Directive: Reproduce every item below word for word, leaving out the pictures.

Exercise materials:
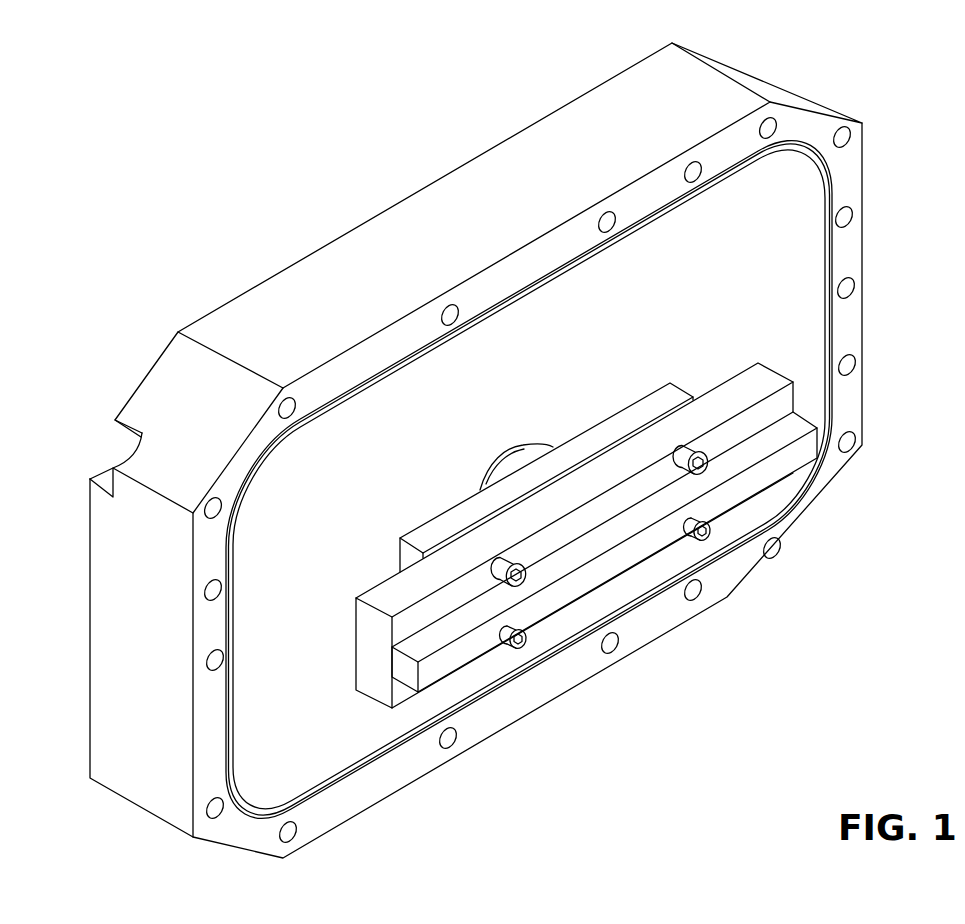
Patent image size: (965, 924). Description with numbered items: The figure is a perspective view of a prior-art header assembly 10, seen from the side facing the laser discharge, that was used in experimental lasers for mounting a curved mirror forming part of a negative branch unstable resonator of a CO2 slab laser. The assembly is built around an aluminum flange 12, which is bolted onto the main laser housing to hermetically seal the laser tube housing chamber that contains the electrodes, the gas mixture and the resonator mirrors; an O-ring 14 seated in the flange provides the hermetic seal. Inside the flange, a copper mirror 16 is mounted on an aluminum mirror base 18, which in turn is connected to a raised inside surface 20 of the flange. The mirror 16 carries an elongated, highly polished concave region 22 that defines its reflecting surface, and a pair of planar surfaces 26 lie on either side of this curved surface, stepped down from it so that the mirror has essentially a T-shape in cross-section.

The header assembly 10 is at (854, 82).
The aluminum flange 12 is at (437, 197).
The O-ring 14 is at (838, 201).
The copper mirror 16 is at (376, 655).
The aluminum mirror base 18 is at (647, 412).
The raised inside surface 20 is at (520, 443).
The concave region 22 is at (790, 460).
The planar surfaces 26 is at (783, 402).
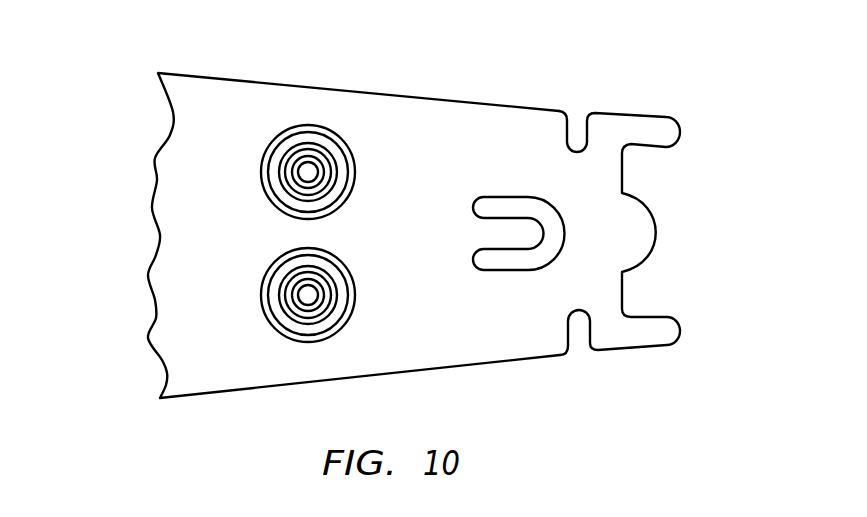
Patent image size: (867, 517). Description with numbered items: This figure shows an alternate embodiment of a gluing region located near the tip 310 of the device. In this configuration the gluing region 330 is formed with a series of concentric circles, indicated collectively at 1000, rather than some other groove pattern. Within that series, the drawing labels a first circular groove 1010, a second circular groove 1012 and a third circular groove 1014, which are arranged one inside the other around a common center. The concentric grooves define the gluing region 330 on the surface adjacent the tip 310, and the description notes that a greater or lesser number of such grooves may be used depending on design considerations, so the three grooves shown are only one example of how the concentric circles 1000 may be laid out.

The series of concentric circles 1000 is at (306, 110).
The first circular groove 1010 is at (310, 156).
The second circular groove 1012 is at (333, 165).
The third circular groove 1014 is at (345, 192).
The gluing region 330 is at (222, 177).
The tip 310 is at (632, 222).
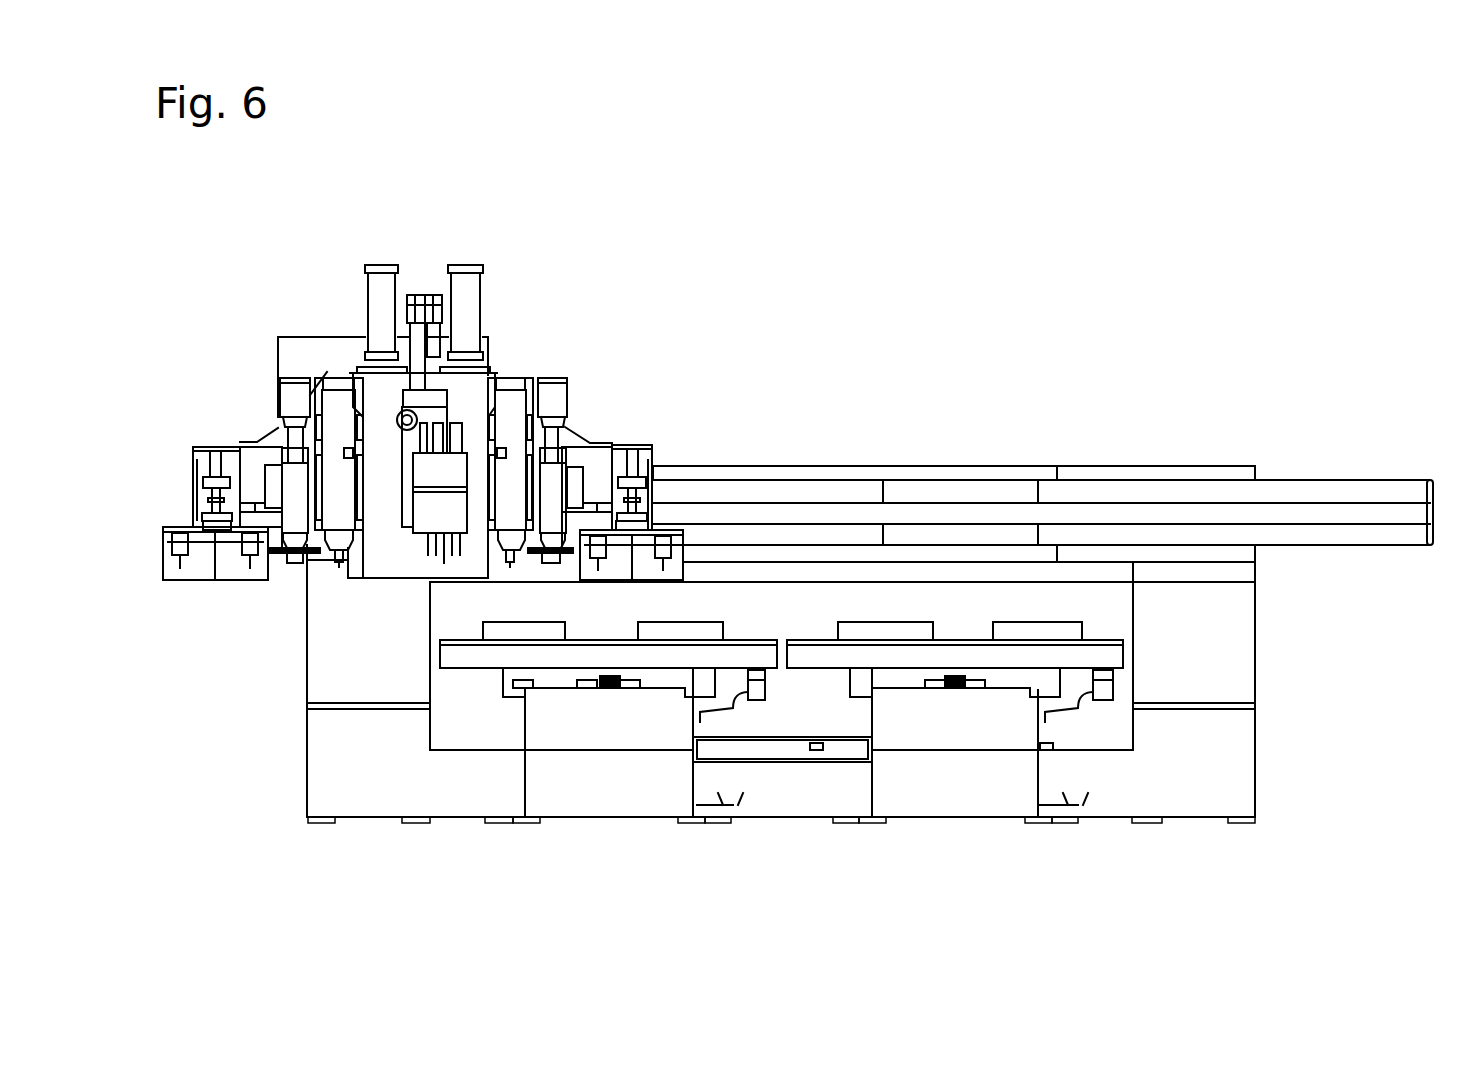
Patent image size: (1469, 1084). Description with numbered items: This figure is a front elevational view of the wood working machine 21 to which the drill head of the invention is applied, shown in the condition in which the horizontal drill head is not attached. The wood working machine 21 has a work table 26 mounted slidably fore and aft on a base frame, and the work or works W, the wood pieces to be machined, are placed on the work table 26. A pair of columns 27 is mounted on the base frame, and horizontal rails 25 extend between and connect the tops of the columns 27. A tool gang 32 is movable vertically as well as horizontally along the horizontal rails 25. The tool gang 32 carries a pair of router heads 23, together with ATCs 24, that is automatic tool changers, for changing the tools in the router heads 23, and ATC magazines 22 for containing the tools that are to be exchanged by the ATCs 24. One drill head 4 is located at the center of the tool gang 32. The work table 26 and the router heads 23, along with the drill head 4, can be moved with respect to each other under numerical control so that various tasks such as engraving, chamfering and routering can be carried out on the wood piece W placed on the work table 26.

The wood working machine 21 is at (855, 252).
The tool gang 32 is at (497, 231).
The router heads 23 is at (350, 373).
The ATCs (Automatic Tool Changers) 24 is at (293, 397).
The ATC magazines 22 is at (218, 443).
The drill head 4 is at (405, 461).
The horizontal rails 25 is at (1275, 490).
The work table 26 is at (833, 638).
The columns 27 is at (330, 688).
The work W is at (638, 632).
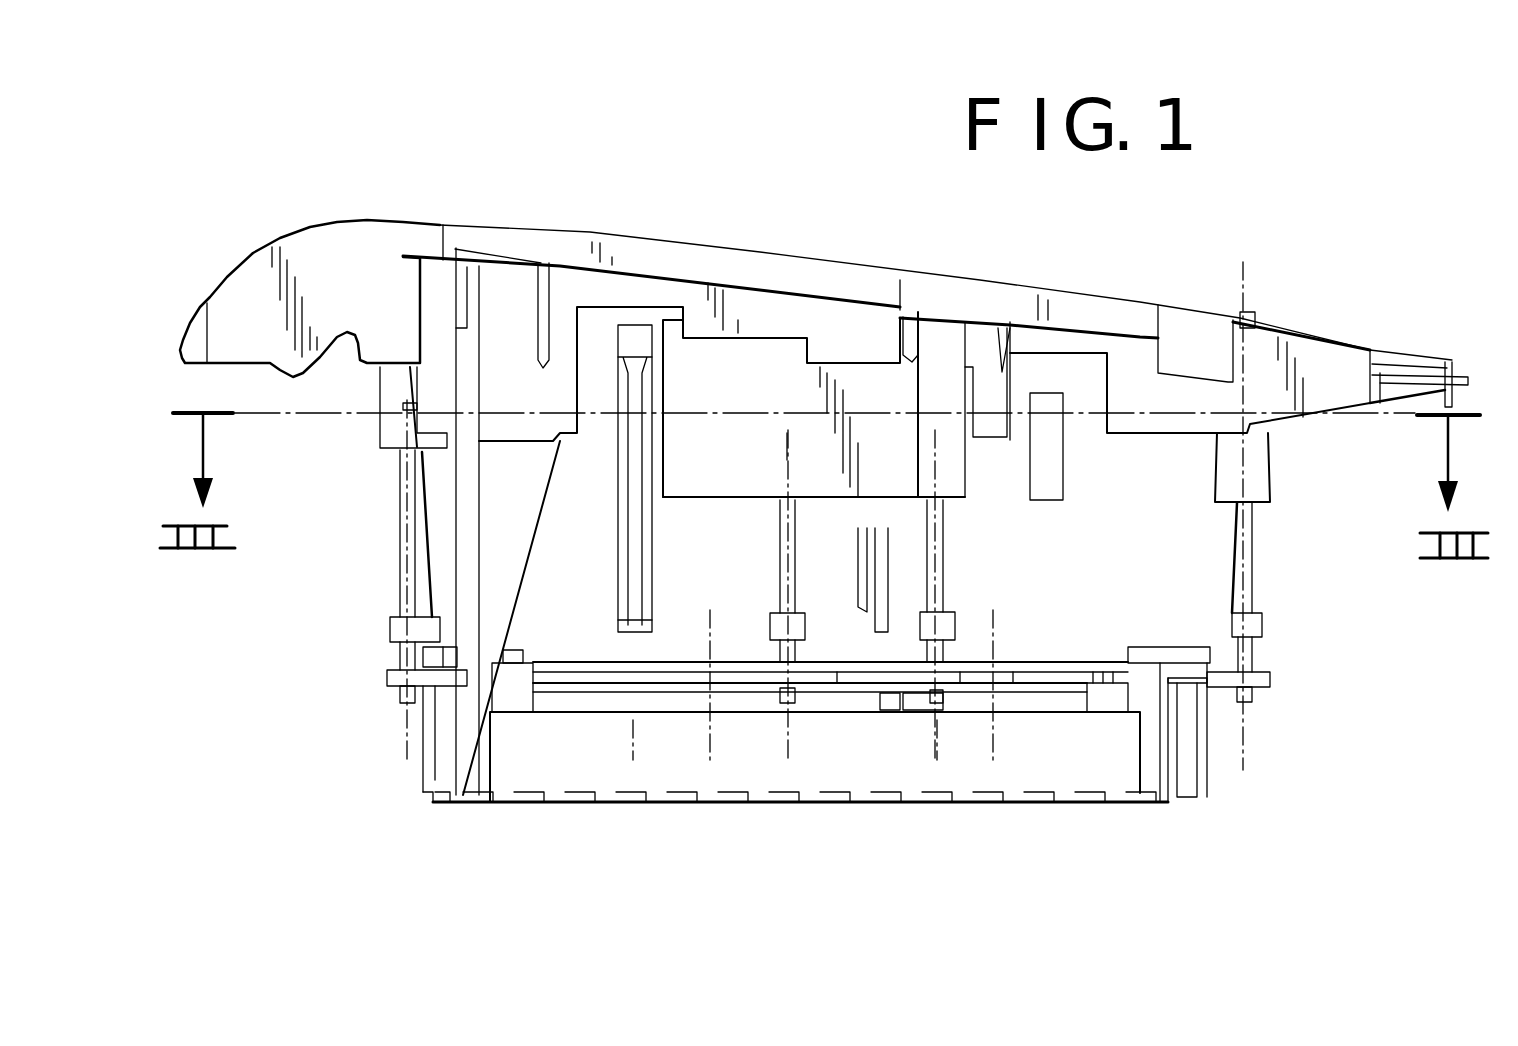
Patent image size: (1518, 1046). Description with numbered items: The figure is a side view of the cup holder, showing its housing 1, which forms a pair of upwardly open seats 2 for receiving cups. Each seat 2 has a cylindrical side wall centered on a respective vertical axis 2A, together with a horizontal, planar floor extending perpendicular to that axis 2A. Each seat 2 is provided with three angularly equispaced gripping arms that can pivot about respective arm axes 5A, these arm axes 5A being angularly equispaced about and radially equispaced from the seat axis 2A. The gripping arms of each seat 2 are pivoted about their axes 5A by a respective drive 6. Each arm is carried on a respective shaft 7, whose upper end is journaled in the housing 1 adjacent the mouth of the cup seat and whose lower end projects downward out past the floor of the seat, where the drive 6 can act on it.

Worked solution:
Patent image size: (965, 924). Description with numbered items: The figure is a perspective view of a prior-art header assembly 10, seen from the side facing the laser discharge, that was used in experimental lasers for mounting a curved mirror forming part of a negative branch unstable resonator of a CO2 slab laser. The assembly is built around an aluminum flange 12, which is bolted onto the main laser housing to hermetically seal the laser tube housing chamber that contains the electrodes, the gas mixture and the resonator mirrors; an O-ring 14 seated in the flange provides the hermetic seal. Inside the flange, a copper mirror 16 is mounted on an aluminum mirror base 18, which in turn is connected to a raised inside surface 20 of the flange. The mirror 16 carries an elongated, highly polished concave region 22 that defines its reflecting surface, and a pair of planar surfaces 26 lie on either side of this curved surface, stepped down from it so that the mirror has essentially a T-shape in cross-section.

The header assembly 10 is at (854, 82).
The aluminum flange 12 is at (437, 197).
The O-ring 14 is at (838, 201).
The copper mirror 16 is at (376, 655).
The aluminum mirror base 18 is at (647, 412).
The raised inside surface 20 is at (520, 443).
The concave region 22 is at (790, 460).
The planar surfaces 26 is at (783, 402).
Patent image size: (867, 517). Description with numbered items: This figure shows an alternate embodiment of a gluing region located near the tip 310 of the device. In this configuration the gluing region 330 is formed with a series of concentric circles, indicated collectively at 1000, rather than some other groove pattern. Within that series, the drawing labels a first circular groove 1010, a second circular groove 1012 and a third circular groove 1014, which are arranged one inside the other around a common center. The concentric grooves define the gluing region 330 on the surface adjacent the tip 310, and the description notes that a greater or lesser number of such grooves may be used depending on design considerations, so the three grooves shown are only one example of how the concentric circles 1000 may be laid out.

The series of concentric circles 1000 is at (306, 110).
The first circular groove 1010 is at (310, 156).
The second circular groove 1012 is at (333, 165).
The third circular groove 1014 is at (345, 192).
The gluing region 330 is at (222, 177).
The tip 310 is at (632, 222).
Patent image size: (1469, 1084). Description with numbered items: This figure is a front elevational view of the wood working machine 21 to which the drill head of the invention is applied, shown in the condition in which the horizontal drill head is not attached. The wood working machine 21 has a work table 26 mounted slidably fore and aft on a base frame, and the work or works W, the wood pieces to be machined, are placed on the work table 26. A pair of columns 27 is mounted on the base frame, and horizontal rails 25 extend between and connect the tops of the columns 27. A tool gang 32 is movable vertically as well as horizontally along the horizontal rails 25. The tool gang 32 carries a pair of router heads 23, together with ATCs 24, that is automatic tool changers, for changing the tools in the router heads 23, and ATC magazines 22 for containing the tools that are to be exchanged by the ATCs 24. One drill head 4 is located at the center of the tool gang 32. The work table 26 and the router heads 23, along with the drill head 4, can be moved with respect to each other under numerical control so that various tasks such as engraving, chamfering and routering can be carried out on the wood piece W placed on the work table 26.

The wood working machine 21 is at (855, 252).
The tool gang 32 is at (497, 231).
The router heads 23 is at (350, 373).
The ATCs (Automatic Tool Changers) 24 is at (293, 397).
The ATC magazines 22 is at (218, 443).
The drill head 4 is at (405, 461).
The horizontal rails 25 is at (1275, 490).
The work table 26 is at (833, 638).
The columns 27 is at (330, 688).
The work W is at (638, 632).
Patent image size: (1518, 1046). Description with numbered items: The figure is a side view of the cup holder, showing its housing 1, which forms a pair of upwardly open seats 2 for receiving cups. Each seat 2 has a cylindrical side wall centered on a respective vertical axis 2A, together with a horizontal, planar floor extending perpendicular to that axis 2A. Each seat 2 is provided with three angularly equispaced gripping arms that can pivot about respective arm axes 5A, these arm axes 5A being angularly equispaced about and radially equispaced from the seat axis 2A. The gripping arms of each seat 2 are pivoted about their axes 5A by a respective drive 6. Each arm is carried on a respective shaft 7, whose upper end is journaled in the housing 1 adjacent the mouth of the cup seat and whose lower end projects downward out past the floor of the seat, where the drive 6 can act on it.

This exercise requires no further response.